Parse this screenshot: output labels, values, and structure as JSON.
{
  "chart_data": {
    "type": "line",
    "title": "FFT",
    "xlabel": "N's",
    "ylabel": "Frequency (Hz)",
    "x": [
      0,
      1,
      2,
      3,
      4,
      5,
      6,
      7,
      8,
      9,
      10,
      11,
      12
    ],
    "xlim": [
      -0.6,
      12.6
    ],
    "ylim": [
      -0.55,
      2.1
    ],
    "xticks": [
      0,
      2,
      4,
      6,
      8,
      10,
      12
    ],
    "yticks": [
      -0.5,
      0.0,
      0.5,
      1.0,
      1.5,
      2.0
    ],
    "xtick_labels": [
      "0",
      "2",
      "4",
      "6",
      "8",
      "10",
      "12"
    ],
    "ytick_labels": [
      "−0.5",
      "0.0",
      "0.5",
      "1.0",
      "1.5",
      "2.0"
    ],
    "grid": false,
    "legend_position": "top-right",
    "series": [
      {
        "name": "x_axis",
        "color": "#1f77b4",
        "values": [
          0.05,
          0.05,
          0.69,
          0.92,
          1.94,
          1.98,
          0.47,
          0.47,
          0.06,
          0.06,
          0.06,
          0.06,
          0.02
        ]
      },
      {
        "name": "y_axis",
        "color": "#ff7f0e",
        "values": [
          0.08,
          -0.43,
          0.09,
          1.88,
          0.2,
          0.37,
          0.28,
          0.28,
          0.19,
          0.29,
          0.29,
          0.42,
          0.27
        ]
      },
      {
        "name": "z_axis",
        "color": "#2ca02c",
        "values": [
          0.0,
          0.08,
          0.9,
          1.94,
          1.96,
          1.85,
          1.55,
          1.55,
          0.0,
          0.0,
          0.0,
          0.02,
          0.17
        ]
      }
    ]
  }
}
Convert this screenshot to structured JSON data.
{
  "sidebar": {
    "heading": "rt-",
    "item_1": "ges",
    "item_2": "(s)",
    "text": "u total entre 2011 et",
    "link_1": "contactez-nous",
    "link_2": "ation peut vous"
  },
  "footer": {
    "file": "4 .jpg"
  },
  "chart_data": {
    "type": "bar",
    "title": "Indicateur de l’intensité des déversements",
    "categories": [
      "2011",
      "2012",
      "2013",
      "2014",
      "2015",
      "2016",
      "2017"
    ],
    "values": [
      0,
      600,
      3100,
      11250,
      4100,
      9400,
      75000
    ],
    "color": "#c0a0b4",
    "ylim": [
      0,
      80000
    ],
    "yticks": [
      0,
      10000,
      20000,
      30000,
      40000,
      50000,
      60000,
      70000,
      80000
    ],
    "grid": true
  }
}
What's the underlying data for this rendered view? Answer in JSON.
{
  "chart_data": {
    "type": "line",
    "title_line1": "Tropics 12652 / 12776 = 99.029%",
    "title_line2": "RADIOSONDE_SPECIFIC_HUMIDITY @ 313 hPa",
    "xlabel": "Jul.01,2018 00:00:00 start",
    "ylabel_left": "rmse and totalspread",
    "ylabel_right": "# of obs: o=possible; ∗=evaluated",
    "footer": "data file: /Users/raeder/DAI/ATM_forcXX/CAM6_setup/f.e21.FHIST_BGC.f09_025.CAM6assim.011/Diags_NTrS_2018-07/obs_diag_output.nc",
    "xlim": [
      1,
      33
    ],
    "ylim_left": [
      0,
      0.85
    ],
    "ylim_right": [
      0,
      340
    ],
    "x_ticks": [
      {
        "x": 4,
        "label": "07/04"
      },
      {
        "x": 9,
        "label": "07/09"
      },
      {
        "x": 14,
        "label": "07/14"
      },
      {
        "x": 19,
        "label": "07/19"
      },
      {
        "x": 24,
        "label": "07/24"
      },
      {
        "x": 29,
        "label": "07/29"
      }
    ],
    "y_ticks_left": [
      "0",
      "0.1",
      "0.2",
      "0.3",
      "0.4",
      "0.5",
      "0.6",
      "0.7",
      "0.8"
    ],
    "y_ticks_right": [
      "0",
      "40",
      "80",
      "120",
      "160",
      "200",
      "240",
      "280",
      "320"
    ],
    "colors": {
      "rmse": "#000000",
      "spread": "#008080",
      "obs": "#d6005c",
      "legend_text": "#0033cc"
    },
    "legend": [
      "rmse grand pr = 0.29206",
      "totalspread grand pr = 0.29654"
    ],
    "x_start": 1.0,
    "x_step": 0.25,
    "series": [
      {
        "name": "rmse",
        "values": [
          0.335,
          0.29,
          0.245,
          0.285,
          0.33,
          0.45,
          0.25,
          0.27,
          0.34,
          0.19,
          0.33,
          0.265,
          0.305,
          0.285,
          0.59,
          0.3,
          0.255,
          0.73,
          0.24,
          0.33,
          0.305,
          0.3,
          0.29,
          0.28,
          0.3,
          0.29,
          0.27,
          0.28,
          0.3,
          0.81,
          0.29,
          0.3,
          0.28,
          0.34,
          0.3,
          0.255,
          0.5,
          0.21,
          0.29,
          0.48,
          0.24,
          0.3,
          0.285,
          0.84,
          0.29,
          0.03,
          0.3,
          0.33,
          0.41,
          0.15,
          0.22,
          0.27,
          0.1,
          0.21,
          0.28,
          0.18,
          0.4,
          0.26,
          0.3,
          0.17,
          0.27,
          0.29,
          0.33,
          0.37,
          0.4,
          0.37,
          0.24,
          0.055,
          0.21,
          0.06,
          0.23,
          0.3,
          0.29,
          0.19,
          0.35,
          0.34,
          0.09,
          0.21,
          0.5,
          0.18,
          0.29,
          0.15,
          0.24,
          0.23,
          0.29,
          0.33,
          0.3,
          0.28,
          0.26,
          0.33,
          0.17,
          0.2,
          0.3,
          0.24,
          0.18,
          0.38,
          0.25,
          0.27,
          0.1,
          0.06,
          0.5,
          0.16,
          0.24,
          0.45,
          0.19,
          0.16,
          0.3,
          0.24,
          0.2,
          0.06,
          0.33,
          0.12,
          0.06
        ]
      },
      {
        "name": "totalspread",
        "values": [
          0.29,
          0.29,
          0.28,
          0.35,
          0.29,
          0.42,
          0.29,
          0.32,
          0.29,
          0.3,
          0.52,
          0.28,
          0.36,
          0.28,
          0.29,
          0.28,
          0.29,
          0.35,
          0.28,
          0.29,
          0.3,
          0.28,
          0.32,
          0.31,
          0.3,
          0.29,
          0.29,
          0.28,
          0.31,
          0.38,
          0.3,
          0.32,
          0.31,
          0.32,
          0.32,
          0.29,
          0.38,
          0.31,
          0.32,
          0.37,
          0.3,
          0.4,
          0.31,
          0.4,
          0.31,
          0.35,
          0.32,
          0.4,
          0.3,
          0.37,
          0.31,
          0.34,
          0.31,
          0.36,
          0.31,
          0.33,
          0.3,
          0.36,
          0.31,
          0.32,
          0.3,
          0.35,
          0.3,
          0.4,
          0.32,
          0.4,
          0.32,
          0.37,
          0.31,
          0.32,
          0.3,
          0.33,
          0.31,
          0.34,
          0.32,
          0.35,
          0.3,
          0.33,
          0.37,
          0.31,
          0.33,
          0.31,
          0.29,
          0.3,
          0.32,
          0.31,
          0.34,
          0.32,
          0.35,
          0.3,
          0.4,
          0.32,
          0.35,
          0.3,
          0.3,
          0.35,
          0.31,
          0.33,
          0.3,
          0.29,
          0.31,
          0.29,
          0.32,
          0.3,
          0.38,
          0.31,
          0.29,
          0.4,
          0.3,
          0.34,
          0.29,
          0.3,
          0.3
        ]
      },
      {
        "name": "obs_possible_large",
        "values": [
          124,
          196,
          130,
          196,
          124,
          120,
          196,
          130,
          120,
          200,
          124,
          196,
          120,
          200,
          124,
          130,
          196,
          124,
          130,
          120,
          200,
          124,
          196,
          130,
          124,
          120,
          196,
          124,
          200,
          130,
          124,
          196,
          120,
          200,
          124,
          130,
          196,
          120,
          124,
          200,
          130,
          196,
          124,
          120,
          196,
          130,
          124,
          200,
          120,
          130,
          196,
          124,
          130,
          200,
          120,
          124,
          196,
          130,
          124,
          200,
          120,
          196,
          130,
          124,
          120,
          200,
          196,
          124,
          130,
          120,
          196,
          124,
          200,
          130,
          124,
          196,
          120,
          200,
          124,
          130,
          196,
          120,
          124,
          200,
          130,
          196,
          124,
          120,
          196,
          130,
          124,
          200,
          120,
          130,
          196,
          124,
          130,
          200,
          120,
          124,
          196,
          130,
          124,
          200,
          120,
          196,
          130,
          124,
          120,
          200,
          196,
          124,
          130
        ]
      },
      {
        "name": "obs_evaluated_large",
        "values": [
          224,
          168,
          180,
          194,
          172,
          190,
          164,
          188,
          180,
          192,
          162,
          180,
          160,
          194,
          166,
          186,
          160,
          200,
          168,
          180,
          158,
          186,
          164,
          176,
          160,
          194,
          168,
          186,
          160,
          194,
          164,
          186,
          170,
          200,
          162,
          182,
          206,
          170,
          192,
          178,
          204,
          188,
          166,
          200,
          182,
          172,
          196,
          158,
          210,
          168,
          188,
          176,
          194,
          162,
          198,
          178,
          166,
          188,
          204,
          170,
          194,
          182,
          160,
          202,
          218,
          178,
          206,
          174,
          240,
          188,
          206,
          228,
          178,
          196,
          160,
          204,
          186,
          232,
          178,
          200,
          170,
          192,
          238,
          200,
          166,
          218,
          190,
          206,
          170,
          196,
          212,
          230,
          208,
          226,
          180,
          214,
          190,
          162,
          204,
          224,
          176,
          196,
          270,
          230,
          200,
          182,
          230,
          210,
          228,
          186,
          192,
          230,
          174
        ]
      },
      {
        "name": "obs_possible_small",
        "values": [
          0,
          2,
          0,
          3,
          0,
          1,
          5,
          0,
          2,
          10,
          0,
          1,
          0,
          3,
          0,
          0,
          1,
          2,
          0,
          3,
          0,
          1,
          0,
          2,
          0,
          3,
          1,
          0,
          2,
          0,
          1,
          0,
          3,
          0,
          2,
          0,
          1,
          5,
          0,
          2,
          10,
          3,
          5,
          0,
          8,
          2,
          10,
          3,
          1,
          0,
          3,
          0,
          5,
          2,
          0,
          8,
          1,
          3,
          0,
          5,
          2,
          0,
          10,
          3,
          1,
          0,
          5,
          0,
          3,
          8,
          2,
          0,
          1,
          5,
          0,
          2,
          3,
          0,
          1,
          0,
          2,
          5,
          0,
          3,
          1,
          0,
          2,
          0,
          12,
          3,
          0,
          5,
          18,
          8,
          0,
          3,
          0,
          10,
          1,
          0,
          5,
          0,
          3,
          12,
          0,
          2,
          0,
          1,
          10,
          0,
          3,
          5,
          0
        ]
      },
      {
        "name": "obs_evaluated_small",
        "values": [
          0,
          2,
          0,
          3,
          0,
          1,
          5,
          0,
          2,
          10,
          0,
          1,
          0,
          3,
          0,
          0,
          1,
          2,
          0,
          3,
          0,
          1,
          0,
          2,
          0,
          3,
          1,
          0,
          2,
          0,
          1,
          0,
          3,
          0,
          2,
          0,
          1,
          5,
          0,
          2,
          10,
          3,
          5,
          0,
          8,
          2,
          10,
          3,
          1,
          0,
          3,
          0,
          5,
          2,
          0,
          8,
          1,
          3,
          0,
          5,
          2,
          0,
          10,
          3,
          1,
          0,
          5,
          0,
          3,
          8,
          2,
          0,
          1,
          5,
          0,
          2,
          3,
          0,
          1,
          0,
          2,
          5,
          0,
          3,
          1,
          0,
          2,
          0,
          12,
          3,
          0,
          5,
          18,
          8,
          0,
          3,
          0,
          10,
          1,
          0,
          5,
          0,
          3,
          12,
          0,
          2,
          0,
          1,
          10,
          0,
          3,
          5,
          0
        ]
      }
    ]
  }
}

Task statement:
Your task is to gather every line with the word "footer" and copy it.

Right answer:
  "footer": {
    "footer": "data file: /Users/raeder/DAI/ATM_forcXX/CAM6_setup/f.e21.FHIST_BGC.f09_025.CAM6assim.011/Diags_NTrS_2018-07/obs_diag_output.nc",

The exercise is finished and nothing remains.